---------- RECORD SET ----------
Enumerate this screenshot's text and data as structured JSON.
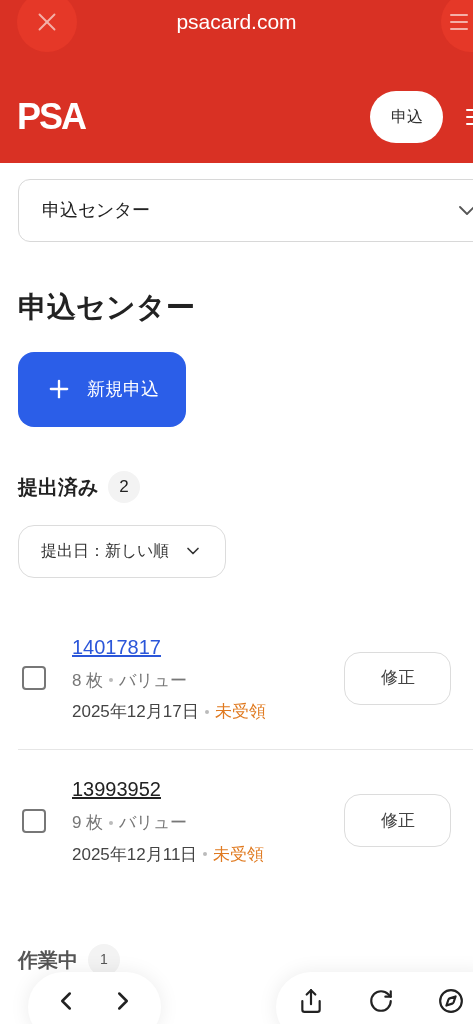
{
  "browser": {
    "address": "psacard.com"
  },
  "header": {
    "logo": "PSA",
    "apply_button": "申込"
  },
  "center_select": {
    "value": "申込センター"
  },
  "page_title": "申込センター",
  "new_button": "新規申込",
  "submitted": {
    "title": "提出済み",
    "count": "2",
    "sort": "提出日：新しい順",
    "orders": [
      {
        "number": "14017817",
        "link_blue": true,
        "checked": false,
        "cards": "8 枚",
        "service": "バリュー",
        "date": "2025年12月17日",
        "status": "未受領",
        "edit": "修正"
      },
      {
        "number": "13993952",
        "link_blue": false,
        "checked": false,
        "cards": "9 枚",
        "service": "バリュー",
        "date": "2025年12月11日",
        "status": "未受領",
        "edit": "修正"
      }
    ]
  },
  "in_progress": {
    "title": "作業中",
    "count": "1"
  }
}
----------
* STATED GOAL
From the entries above, output every line exactly and omit any image.

* FINAL RESULT
Enumerate this screenshot's text and data as structured JSON.
{
  "browser": {
    "address": "psacard.com"
  },
  "header": {
    "logo": "PSA",
    "apply_button": "申込"
  },
  "center_select": {
    "value": "申込センター"
  },
  "page_title": "申込センター",
  "new_button": "新規申込",
  "submitted": {
    "title": "提出済み",
    "count": "2",
    "sort": "提出日：新しい順",
    "orders": [
      {
        "number": "14017817",
        "link_blue": true,
        "checked": false,
        "cards": "8 枚",
        "service": "バリュー",
        "date": "2025年12月17日",
        "status": "未受領",
        "edit": "修正"
      },
      {
        "number": "13993952",
        "link_blue": false,
        "checked": false,
        "cards": "9 枚",
        "service": "バリュー",
        "date": "2025年12月11日",
        "status": "未受領",
        "edit": "修正"
      }
    ]
  },
  "in_progress": {
    "title": "作業中",
    "count": "1"
  }
}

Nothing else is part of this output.